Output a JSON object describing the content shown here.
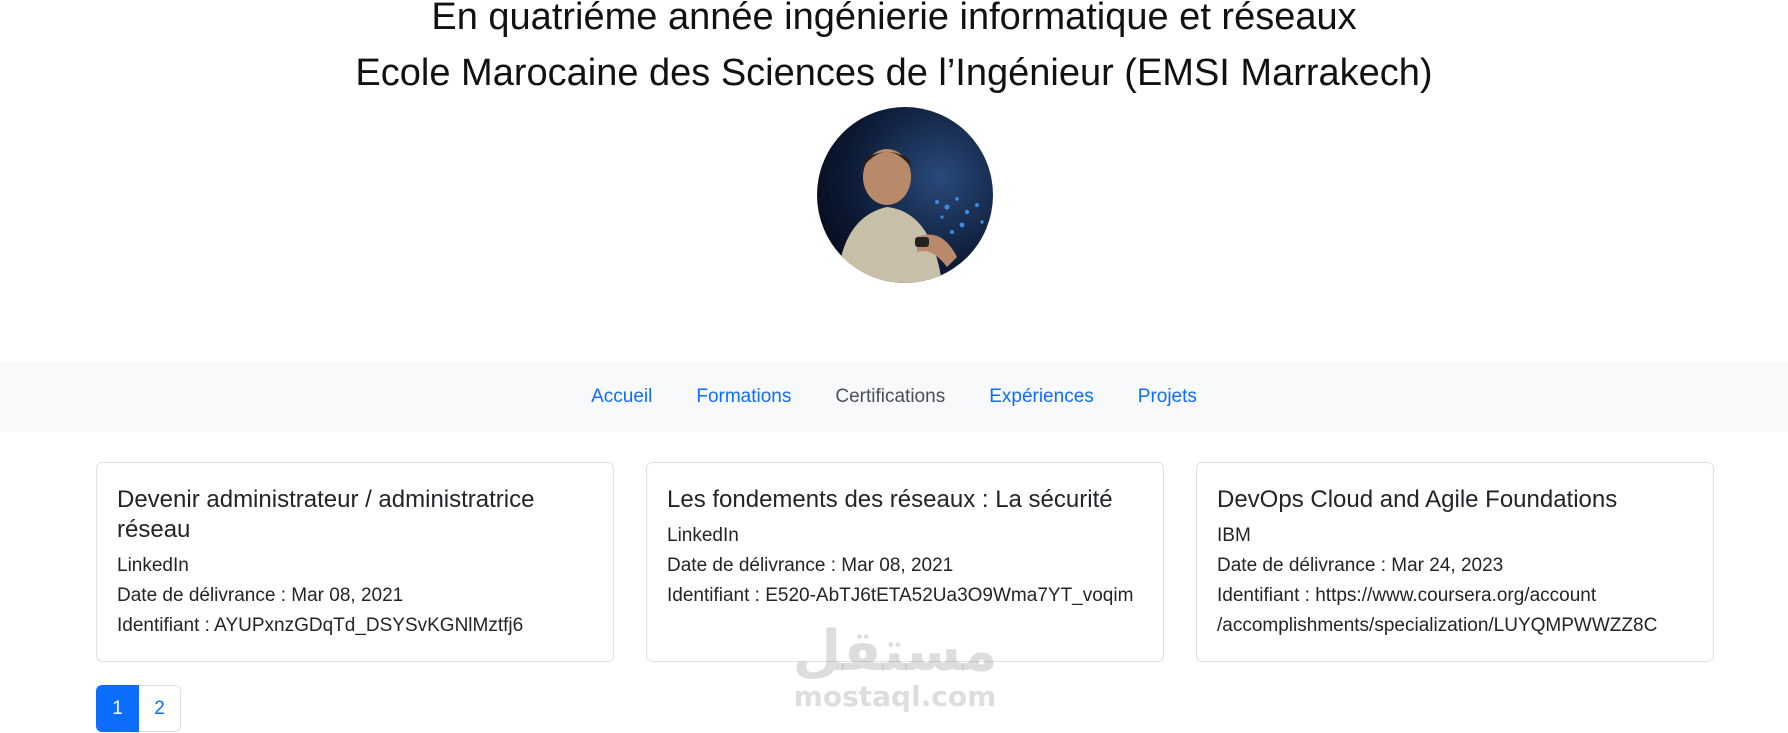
{
  "header": {
    "line1": "En quatriéme année ingénierie informatique et réseaux",
    "line2": "Ecole Marocaine des Sciences de l’Ingénieur (EMSI Marrakech)"
  },
  "nav": {
    "items": [
      {
        "label": "Accueil",
        "active": false
      },
      {
        "label": "Formations",
        "active": false
      },
      {
        "label": "Certifications",
        "active": true
      },
      {
        "label": "Expériences",
        "active": false
      },
      {
        "label": "Projets",
        "active": false
      }
    ]
  },
  "cards": [
    {
      "title": "Devenir administrateur / administratrice réseau",
      "issuer": "LinkedIn",
      "date": "Date de délivrance : Mar 08, 2021",
      "identifier": "Identifiant : AYUPxnzGDqTd_DSYSvKGNlMztfj6"
    },
    {
      "title": "Les fondements des réseaux : La sécurité",
      "issuer": "LinkedIn",
      "date": "Date de délivrance : Mar 08, 2021",
      "identifier": "Identifiant : E520-AbTJ6tETA52Ua3O9Wma7YT_voqim"
    },
    {
      "title": "DevOps Cloud and Agile Foundations",
      "issuer": "IBM",
      "date": "Date de délivrance : Mar 24, 2023",
      "identifier": "Identifiant : https://www.coursera.org/account /accomplishments/specialization/LUYQMPWWZZ8C"
    }
  ],
  "pagination": {
    "pages": [
      "1",
      "2"
    ],
    "current": "1"
  },
  "watermark": {
    "arabic": "مستقل",
    "latin": "mostaql.com"
  },
  "colors": {
    "link": "#0d6efd",
    "navbar_bg": "#f8f9fa",
    "active_nav": "#495057"
  }
}
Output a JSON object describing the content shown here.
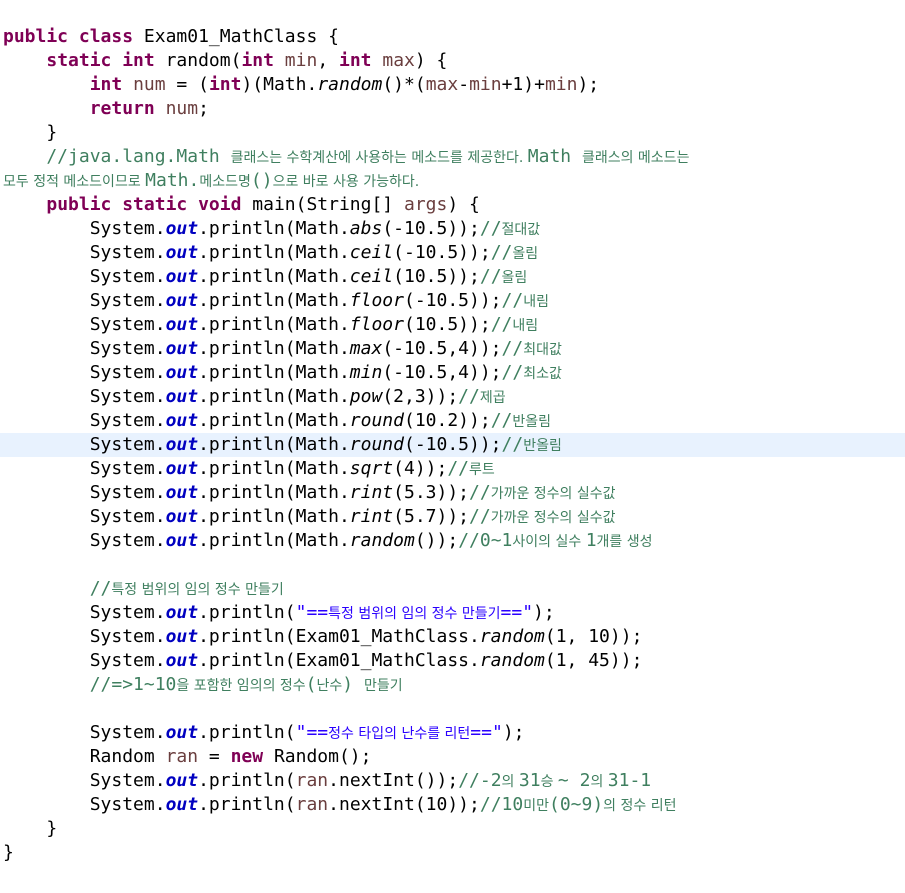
{
  "editor": {
    "current_line_index": 17,
    "lines": [
      [
        {
          "t": "public class ",
          "c": "kw"
        },
        {
          "t": "Exam01_MathClass {",
          "c": ""
        }
      ],
      [
        {
          "t": "    ",
          "c": ""
        },
        {
          "t": "static int ",
          "c": "kw"
        },
        {
          "t": "random(",
          "c": ""
        },
        {
          "t": "int ",
          "c": "kw"
        },
        {
          "t": "min",
          "c": "var"
        },
        {
          "t": ", ",
          "c": ""
        },
        {
          "t": "int ",
          "c": "kw"
        },
        {
          "t": "max",
          "c": "var"
        },
        {
          "t": ") {",
          "c": ""
        }
      ],
      [
        {
          "t": "        ",
          "c": ""
        },
        {
          "t": "int ",
          "c": "kw"
        },
        {
          "t": "num",
          "c": "var"
        },
        {
          "t": " = (",
          "c": ""
        },
        {
          "t": "int",
          "c": "kw"
        },
        {
          "t": ")(Math.",
          "c": ""
        },
        {
          "t": "random",
          "c": "method-static"
        },
        {
          "t": "()*(",
          "c": ""
        },
        {
          "t": "max",
          "c": "var"
        },
        {
          "t": "-",
          "c": ""
        },
        {
          "t": "min",
          "c": "var"
        },
        {
          "t": "+1)+",
          "c": ""
        },
        {
          "t": "min",
          "c": "var"
        },
        {
          "t": ");",
          "c": ""
        }
      ],
      [
        {
          "t": "        ",
          "c": ""
        },
        {
          "t": "return ",
          "c": "kw"
        },
        {
          "t": "num",
          "c": "var"
        },
        {
          "t": ";",
          "c": ""
        }
      ],
      [
        {
          "t": "    }",
          "c": ""
        }
      ],
      [
        {
          "t": "    //java.lang.Math ",
          "c": "cm"
        },
        {
          "t": "클래스는 수학계산에 사용하는 메소드를 제공한다. ",
          "c": "cm cm-ko"
        },
        {
          "t": "Math ",
          "c": "cm"
        },
        {
          "t": "클래스의 메소드는",
          "c": "cm cm-ko"
        }
      ],
      [
        {
          "t": "모두 정적 메소드이므로 ",
          "c": "cm cm-ko"
        },
        {
          "t": "Math.",
          "c": "cm"
        },
        {
          "t": "메소드명",
          "c": "cm cm-ko"
        },
        {
          "t": "()",
          "c": "cm"
        },
        {
          "t": "으로 바로 사용 가능하다.",
          "c": "cm cm-ko"
        }
      ],
      [
        {
          "t": "    ",
          "c": ""
        },
        {
          "t": "public static void ",
          "c": "kw"
        },
        {
          "t": "main(String[] ",
          "c": ""
        },
        {
          "t": "args",
          "c": "var"
        },
        {
          "t": ") {",
          "c": ""
        }
      ],
      [
        {
          "t": "        System.",
          "c": ""
        },
        {
          "t": "out",
          "c": "field"
        },
        {
          "t": ".println(Math.",
          "c": ""
        },
        {
          "t": "abs",
          "c": "method-static"
        },
        {
          "t": "(-10.5));",
          "c": ""
        },
        {
          "t": "//",
          "c": "cm"
        },
        {
          "t": "절대값",
          "c": "cm cm-ko"
        }
      ],
      [
        {
          "t": "        System.",
          "c": ""
        },
        {
          "t": "out",
          "c": "field"
        },
        {
          "t": ".println(Math.",
          "c": ""
        },
        {
          "t": "ceil",
          "c": "method-static"
        },
        {
          "t": "(-10.5));",
          "c": ""
        },
        {
          "t": "//",
          "c": "cm"
        },
        {
          "t": "올림",
          "c": "cm cm-ko"
        }
      ],
      [
        {
          "t": "        System.",
          "c": ""
        },
        {
          "t": "out",
          "c": "field"
        },
        {
          "t": ".println(Math.",
          "c": ""
        },
        {
          "t": "ceil",
          "c": "method-static"
        },
        {
          "t": "(10.5));",
          "c": ""
        },
        {
          "t": "//",
          "c": "cm"
        },
        {
          "t": "올림",
          "c": "cm cm-ko"
        }
      ],
      [
        {
          "t": "        System.",
          "c": ""
        },
        {
          "t": "out",
          "c": "field"
        },
        {
          "t": ".println(Math.",
          "c": ""
        },
        {
          "t": "floor",
          "c": "method-static"
        },
        {
          "t": "(-10.5));",
          "c": ""
        },
        {
          "t": "//",
          "c": "cm"
        },
        {
          "t": "내림",
          "c": "cm cm-ko"
        }
      ],
      [
        {
          "t": "        System.",
          "c": ""
        },
        {
          "t": "out",
          "c": "field"
        },
        {
          "t": ".println(Math.",
          "c": ""
        },
        {
          "t": "floor",
          "c": "method-static"
        },
        {
          "t": "(10.5));",
          "c": ""
        },
        {
          "t": "//",
          "c": "cm"
        },
        {
          "t": "내림",
          "c": "cm cm-ko"
        }
      ],
      [
        {
          "t": "        System.",
          "c": ""
        },
        {
          "t": "out",
          "c": "field"
        },
        {
          "t": ".println(Math.",
          "c": ""
        },
        {
          "t": "max",
          "c": "method-static"
        },
        {
          "t": "(-10.5,4));",
          "c": ""
        },
        {
          "t": "//",
          "c": "cm"
        },
        {
          "t": "최대값",
          "c": "cm cm-ko"
        }
      ],
      [
        {
          "t": "        System.",
          "c": ""
        },
        {
          "t": "out",
          "c": "field"
        },
        {
          "t": ".println(Math.",
          "c": ""
        },
        {
          "t": "min",
          "c": "method-static"
        },
        {
          "t": "(-10.5,4));",
          "c": ""
        },
        {
          "t": "//",
          "c": "cm"
        },
        {
          "t": "최소값",
          "c": "cm cm-ko"
        }
      ],
      [
        {
          "t": "        System.",
          "c": ""
        },
        {
          "t": "out",
          "c": "field"
        },
        {
          "t": ".println(Math.",
          "c": ""
        },
        {
          "t": "pow",
          "c": "method-static"
        },
        {
          "t": "(2,3));",
          "c": ""
        },
        {
          "t": "//",
          "c": "cm"
        },
        {
          "t": "제곱",
          "c": "cm cm-ko"
        }
      ],
      [
        {
          "t": "        System.",
          "c": ""
        },
        {
          "t": "out",
          "c": "field"
        },
        {
          "t": ".println(Math.",
          "c": ""
        },
        {
          "t": "round",
          "c": "method-static"
        },
        {
          "t": "(10.2));",
          "c": ""
        },
        {
          "t": "//",
          "c": "cm"
        },
        {
          "t": "반올림",
          "c": "cm cm-ko"
        }
      ],
      [
        {
          "t": "        System.",
          "c": ""
        },
        {
          "t": "out",
          "c": "field"
        },
        {
          "t": ".println(Math.",
          "c": ""
        },
        {
          "t": "round",
          "c": "method-static"
        },
        {
          "t": "(-10.5));",
          "c": ""
        },
        {
          "t": "//",
          "c": "cm"
        },
        {
          "t": "반올림",
          "c": "cm cm-ko"
        }
      ],
      [
        {
          "t": "        System.",
          "c": ""
        },
        {
          "t": "out",
          "c": "field"
        },
        {
          "t": ".println(Math.",
          "c": ""
        },
        {
          "t": "sqrt",
          "c": "method-static"
        },
        {
          "t": "(4));",
          "c": ""
        },
        {
          "t": "//",
          "c": "cm"
        },
        {
          "t": "루트",
          "c": "cm cm-ko"
        }
      ],
      [
        {
          "t": "        System.",
          "c": ""
        },
        {
          "t": "out",
          "c": "field"
        },
        {
          "t": ".println(Math.",
          "c": ""
        },
        {
          "t": "rint",
          "c": "method-static"
        },
        {
          "t": "(5.3));",
          "c": ""
        },
        {
          "t": "//",
          "c": "cm"
        },
        {
          "t": "가까운 정수의 실수값",
          "c": "cm cm-ko"
        }
      ],
      [
        {
          "t": "        System.",
          "c": ""
        },
        {
          "t": "out",
          "c": "field"
        },
        {
          "t": ".println(Math.",
          "c": ""
        },
        {
          "t": "rint",
          "c": "method-static"
        },
        {
          "t": "(5.7));",
          "c": ""
        },
        {
          "t": "//",
          "c": "cm"
        },
        {
          "t": "가까운 정수의 실수값",
          "c": "cm cm-ko"
        }
      ],
      [
        {
          "t": "        System.",
          "c": ""
        },
        {
          "t": "out",
          "c": "field"
        },
        {
          "t": ".println(Math.",
          "c": ""
        },
        {
          "t": "random",
          "c": "method-static"
        },
        {
          "t": "());",
          "c": ""
        },
        {
          "t": "//0~1",
          "c": "cm"
        },
        {
          "t": "사이의 실수 ",
          "c": "cm cm-ko"
        },
        {
          "t": "1",
          "c": "cm"
        },
        {
          "t": "개를 생성",
          "c": "cm cm-ko"
        }
      ],
      [
        {
          "t": "",
          "c": ""
        }
      ],
      [
        {
          "t": "        //",
          "c": "cm"
        },
        {
          "t": "특정 범위의 임의 정수 만들기",
          "c": "cm cm-ko"
        }
      ],
      [
        {
          "t": "        System.",
          "c": ""
        },
        {
          "t": "out",
          "c": "field"
        },
        {
          "t": ".println(",
          "c": ""
        },
        {
          "t": "\"==",
          "c": "str"
        },
        {
          "t": "특정 범위의 임의 정수 만들기",
          "c": "str str-ko"
        },
        {
          "t": "==\"",
          "c": "str"
        },
        {
          "t": ");",
          "c": ""
        }
      ],
      [
        {
          "t": "        System.",
          "c": ""
        },
        {
          "t": "out",
          "c": "field"
        },
        {
          "t": ".println(Exam01_MathClass.",
          "c": ""
        },
        {
          "t": "random",
          "c": "method-static"
        },
        {
          "t": "(1, 10));",
          "c": ""
        }
      ],
      [
        {
          "t": "        System.",
          "c": ""
        },
        {
          "t": "out",
          "c": "field"
        },
        {
          "t": ".println(Exam01_MathClass.",
          "c": ""
        },
        {
          "t": "random",
          "c": "method-static"
        },
        {
          "t": "(1, 45));",
          "c": ""
        }
      ],
      [
        {
          "t": "        //=>1~10",
          "c": "cm"
        },
        {
          "t": "을 포함한 임의의 정수",
          "c": "cm cm-ko"
        },
        {
          "t": "(",
          "c": "cm"
        },
        {
          "t": "난수",
          "c": "cm cm-ko"
        },
        {
          "t": ") ",
          "c": "cm"
        },
        {
          "t": "만들기",
          "c": "cm cm-ko"
        }
      ],
      [
        {
          "t": "",
          "c": ""
        }
      ],
      [
        {
          "t": "        System.",
          "c": ""
        },
        {
          "t": "out",
          "c": "field"
        },
        {
          "t": ".println(",
          "c": ""
        },
        {
          "t": "\"==",
          "c": "str"
        },
        {
          "t": "정수 타입의 난수를 리턴",
          "c": "str str-ko"
        },
        {
          "t": "==\"",
          "c": "str"
        },
        {
          "t": ");",
          "c": ""
        }
      ],
      [
        {
          "t": "        Random ",
          "c": ""
        },
        {
          "t": "ran",
          "c": "var"
        },
        {
          "t": " = ",
          "c": ""
        },
        {
          "t": "new ",
          "c": "kw"
        },
        {
          "t": "Random();",
          "c": ""
        }
      ],
      [
        {
          "t": "        System.",
          "c": ""
        },
        {
          "t": "out",
          "c": "field"
        },
        {
          "t": ".println(",
          "c": ""
        },
        {
          "t": "ran",
          "c": "var"
        },
        {
          "t": ".nextInt());",
          "c": ""
        },
        {
          "t": "//-2",
          "c": "cm"
        },
        {
          "t": "의 ",
          "c": "cm cm-ko"
        },
        {
          "t": "31",
          "c": "cm"
        },
        {
          "t": "승 ",
          "c": "cm cm-ko"
        },
        {
          "t": "~ 2",
          "c": "cm"
        },
        {
          "t": "의 ",
          "c": "cm cm-ko"
        },
        {
          "t": "31-1",
          "c": "cm"
        }
      ],
      [
        {
          "t": "        System.",
          "c": ""
        },
        {
          "t": "out",
          "c": "field"
        },
        {
          "t": ".println(",
          "c": ""
        },
        {
          "t": "ran",
          "c": "var"
        },
        {
          "t": ".nextInt(10));",
          "c": ""
        },
        {
          "t": "//10",
          "c": "cm"
        },
        {
          "t": "미만",
          "c": "cm cm-ko"
        },
        {
          "t": "(0~9)",
          "c": "cm"
        },
        {
          "t": "의 정수 리턴",
          "c": "cm cm-ko"
        }
      ],
      [
        {
          "t": "    }",
          "c": ""
        }
      ],
      [
        {
          "t": "}",
          "c": ""
        }
      ]
    ]
  }
}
==*==
Given task =>
Where a line in the material above holds "identifier", copy that line.

Output for this exercise =>
      "identifier": "Identifiant : AYUPxnzGDqTd_DSYSvKGNlMztfj6"
      "identifier": "Identifiant : E520-AbTJ6tETA52Ua3O9Wma7YT_voqim"
      "identifier": "Identifiant : https://www.coursera.org/account /accomplishments/specialization/LUYQMPWWZZ8C"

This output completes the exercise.